» DIRECTIVE
Extract the complete listing and repeat it word for word.

* begin GIVEN RECORDS *

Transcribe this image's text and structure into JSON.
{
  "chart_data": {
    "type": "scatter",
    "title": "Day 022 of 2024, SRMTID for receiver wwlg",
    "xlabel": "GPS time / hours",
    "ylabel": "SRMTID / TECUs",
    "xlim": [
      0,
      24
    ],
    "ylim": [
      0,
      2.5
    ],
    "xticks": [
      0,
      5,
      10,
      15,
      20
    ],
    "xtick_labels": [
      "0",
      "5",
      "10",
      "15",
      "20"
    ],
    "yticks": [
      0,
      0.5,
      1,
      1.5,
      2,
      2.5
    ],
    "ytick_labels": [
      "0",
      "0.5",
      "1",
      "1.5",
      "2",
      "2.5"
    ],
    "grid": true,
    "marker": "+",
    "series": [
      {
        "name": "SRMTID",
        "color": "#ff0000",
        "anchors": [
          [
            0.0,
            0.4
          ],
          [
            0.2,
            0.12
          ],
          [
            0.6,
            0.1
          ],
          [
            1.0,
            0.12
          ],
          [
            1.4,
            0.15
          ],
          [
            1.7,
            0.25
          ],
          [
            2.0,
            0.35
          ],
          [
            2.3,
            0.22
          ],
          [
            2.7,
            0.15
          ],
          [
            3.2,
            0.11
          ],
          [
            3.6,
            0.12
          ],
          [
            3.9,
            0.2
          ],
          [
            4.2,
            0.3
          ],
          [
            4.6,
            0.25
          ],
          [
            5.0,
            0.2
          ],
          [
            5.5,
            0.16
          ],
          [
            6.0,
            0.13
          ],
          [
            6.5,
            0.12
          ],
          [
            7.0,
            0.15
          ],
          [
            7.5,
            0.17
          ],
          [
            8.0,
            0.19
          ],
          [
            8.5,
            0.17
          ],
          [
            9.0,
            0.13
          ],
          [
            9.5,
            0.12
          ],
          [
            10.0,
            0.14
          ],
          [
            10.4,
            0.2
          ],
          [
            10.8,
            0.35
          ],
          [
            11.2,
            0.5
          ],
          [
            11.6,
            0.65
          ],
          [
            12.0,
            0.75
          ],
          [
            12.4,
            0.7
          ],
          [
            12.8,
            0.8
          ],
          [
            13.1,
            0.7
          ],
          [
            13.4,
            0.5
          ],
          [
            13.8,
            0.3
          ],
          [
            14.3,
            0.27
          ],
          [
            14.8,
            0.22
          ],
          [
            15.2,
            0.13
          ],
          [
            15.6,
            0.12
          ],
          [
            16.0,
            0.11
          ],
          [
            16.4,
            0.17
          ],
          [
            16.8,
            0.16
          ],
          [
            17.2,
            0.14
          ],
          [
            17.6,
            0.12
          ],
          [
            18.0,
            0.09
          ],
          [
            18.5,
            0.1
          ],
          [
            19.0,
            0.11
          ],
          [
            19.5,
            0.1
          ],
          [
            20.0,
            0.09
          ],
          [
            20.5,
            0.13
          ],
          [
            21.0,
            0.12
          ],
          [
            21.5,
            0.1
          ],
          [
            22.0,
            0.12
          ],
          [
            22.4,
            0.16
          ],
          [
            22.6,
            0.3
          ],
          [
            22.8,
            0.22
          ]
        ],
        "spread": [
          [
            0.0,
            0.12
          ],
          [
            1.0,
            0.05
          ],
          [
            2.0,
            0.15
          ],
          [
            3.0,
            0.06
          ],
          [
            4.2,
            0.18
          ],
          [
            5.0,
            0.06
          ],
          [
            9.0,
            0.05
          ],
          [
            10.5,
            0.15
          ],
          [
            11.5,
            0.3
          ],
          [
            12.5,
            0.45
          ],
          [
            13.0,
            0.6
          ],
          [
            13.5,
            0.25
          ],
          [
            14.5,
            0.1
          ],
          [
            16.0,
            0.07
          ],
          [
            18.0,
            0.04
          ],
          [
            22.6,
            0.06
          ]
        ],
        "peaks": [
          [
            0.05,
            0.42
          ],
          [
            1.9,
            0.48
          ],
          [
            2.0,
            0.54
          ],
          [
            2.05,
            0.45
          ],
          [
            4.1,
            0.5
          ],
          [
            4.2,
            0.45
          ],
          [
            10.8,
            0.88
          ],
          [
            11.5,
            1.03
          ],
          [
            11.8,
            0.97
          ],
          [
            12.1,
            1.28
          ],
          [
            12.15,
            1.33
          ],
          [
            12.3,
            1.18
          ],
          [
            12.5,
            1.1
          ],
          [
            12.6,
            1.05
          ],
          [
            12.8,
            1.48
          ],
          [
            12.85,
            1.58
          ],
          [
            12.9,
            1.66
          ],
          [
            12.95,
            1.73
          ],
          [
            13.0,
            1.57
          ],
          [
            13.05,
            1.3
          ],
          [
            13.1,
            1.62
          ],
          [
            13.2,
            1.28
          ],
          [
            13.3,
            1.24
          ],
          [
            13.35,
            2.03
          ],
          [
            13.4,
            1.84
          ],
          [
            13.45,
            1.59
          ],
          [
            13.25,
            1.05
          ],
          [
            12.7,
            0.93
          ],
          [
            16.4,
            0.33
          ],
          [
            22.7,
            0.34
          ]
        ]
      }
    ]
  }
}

* end GIVEN RECORDS *

» ANSWER IN FULL
Transcribe this image's text and structure into JSON.
{
  "chart_data": {
    "type": "scatter",
    "title": "Day 022 of 2024, SRMTID for receiver wwlg",
    "xlabel": "GPS time / hours",
    "ylabel": "SRMTID / TECUs",
    "xlim": [
      0,
      24
    ],
    "ylim": [
      0,
      2.5
    ],
    "xticks": [
      0,
      5,
      10,
      15,
      20
    ],
    "xtick_labels": [
      "0",
      "5",
      "10",
      "15",
      "20"
    ],
    "yticks": [
      0,
      0.5,
      1,
      1.5,
      2,
      2.5
    ],
    "ytick_labels": [
      "0",
      "0.5",
      "1",
      "1.5",
      "2",
      "2.5"
    ],
    "grid": true,
    "marker": "+",
    "series": [
      {
        "name": "SRMTID",
        "color": "#ff0000",
        "anchors": [
          [
            0.0,
            0.4
          ],
          [
            0.2,
            0.12
          ],
          [
            0.6,
            0.1
          ],
          [
            1.0,
            0.12
          ],
          [
            1.4,
            0.15
          ],
          [
            1.7,
            0.25
          ],
          [
            2.0,
            0.35
          ],
          [
            2.3,
            0.22
          ],
          [
            2.7,
            0.15
          ],
          [
            3.2,
            0.11
          ],
          [
            3.6,
            0.12
          ],
          [
            3.9,
            0.2
          ],
          [
            4.2,
            0.3
          ],
          [
            4.6,
            0.25
          ],
          [
            5.0,
            0.2
          ],
          [
            5.5,
            0.16
          ],
          [
            6.0,
            0.13
          ],
          [
            6.5,
            0.12
          ],
          [
            7.0,
            0.15
          ],
          [
            7.5,
            0.17
          ],
          [
            8.0,
            0.19
          ],
          [
            8.5,
            0.17
          ],
          [
            9.0,
            0.13
          ],
          [
            9.5,
            0.12
          ],
          [
            10.0,
            0.14
          ],
          [
            10.4,
            0.2
          ],
          [
            10.8,
            0.35
          ],
          [
            11.2,
            0.5
          ],
          [
            11.6,
            0.65
          ],
          [
            12.0,
            0.75
          ],
          [
            12.4,
            0.7
          ],
          [
            12.8,
            0.8
          ],
          [
            13.1,
            0.7
          ],
          [
            13.4,
            0.5
          ],
          [
            13.8,
            0.3
          ],
          [
            14.3,
            0.27
          ],
          [
            14.8,
            0.22
          ],
          [
            15.2,
            0.13
          ],
          [
            15.6,
            0.12
          ],
          [
            16.0,
            0.11
          ],
          [
            16.4,
            0.17
          ],
          [
            16.8,
            0.16
          ],
          [
            17.2,
            0.14
          ],
          [
            17.6,
            0.12
          ],
          [
            18.0,
            0.09
          ],
          [
            18.5,
            0.1
          ],
          [
            19.0,
            0.11
          ],
          [
            19.5,
            0.1
          ],
          [
            20.0,
            0.09
          ],
          [
            20.5,
            0.13
          ],
          [
            21.0,
            0.12
          ],
          [
            21.5,
            0.1
          ],
          [
            22.0,
            0.12
          ],
          [
            22.4,
            0.16
          ],
          [
            22.6,
            0.3
          ],
          [
            22.8,
            0.22
          ]
        ],
        "spread": [
          [
            0.0,
            0.12
          ],
          [
            1.0,
            0.05
          ],
          [
            2.0,
            0.15
          ],
          [
            3.0,
            0.06
          ],
          [
            4.2,
            0.18
          ],
          [
            5.0,
            0.06
          ],
          [
            9.0,
            0.05
          ],
          [
            10.5,
            0.15
          ],
          [
            11.5,
            0.3
          ],
          [
            12.5,
            0.45
          ],
          [
            13.0,
            0.6
          ],
          [
            13.5,
            0.25
          ],
          [
            14.5,
            0.1
          ],
          [
            16.0,
            0.07
          ],
          [
            18.0,
            0.04
          ],
          [
            22.6,
            0.06
          ]
        ],
        "peaks": [
          [
            0.05,
            0.42
          ],
          [
            1.9,
            0.48
          ],
          [
            2.0,
            0.54
          ],
          [
            2.05,
            0.45
          ],
          [
            4.1,
            0.5
          ],
          [
            4.2,
            0.45
          ],
          [
            10.8,
            0.88
          ],
          [
            11.5,
            1.03
          ],
          [
            11.8,
            0.97
          ],
          [
            12.1,
            1.28
          ],
          [
            12.15,
            1.33
          ],
          [
            12.3,
            1.18
          ],
          [
            12.5,
            1.1
          ],
          [
            12.6,
            1.05
          ],
          [
            12.8,
            1.48
          ],
          [
            12.85,
            1.58
          ],
          [
            12.9,
            1.66
          ],
          [
            12.95,
            1.73
          ],
          [
            13.0,
            1.57
          ],
          [
            13.05,
            1.3
          ],
          [
            13.1,
            1.62
          ],
          [
            13.2,
            1.28
          ],
          [
            13.3,
            1.24
          ],
          [
            13.35,
            2.03
          ],
          [
            13.4,
            1.84
          ],
          [
            13.45,
            1.59
          ],
          [
            13.25,
            1.05
          ],
          [
            12.7,
            0.93
          ],
          [
            16.4,
            0.33
          ],
          [
            22.7,
            0.34
          ]
        ]
      }
    ]
  }
}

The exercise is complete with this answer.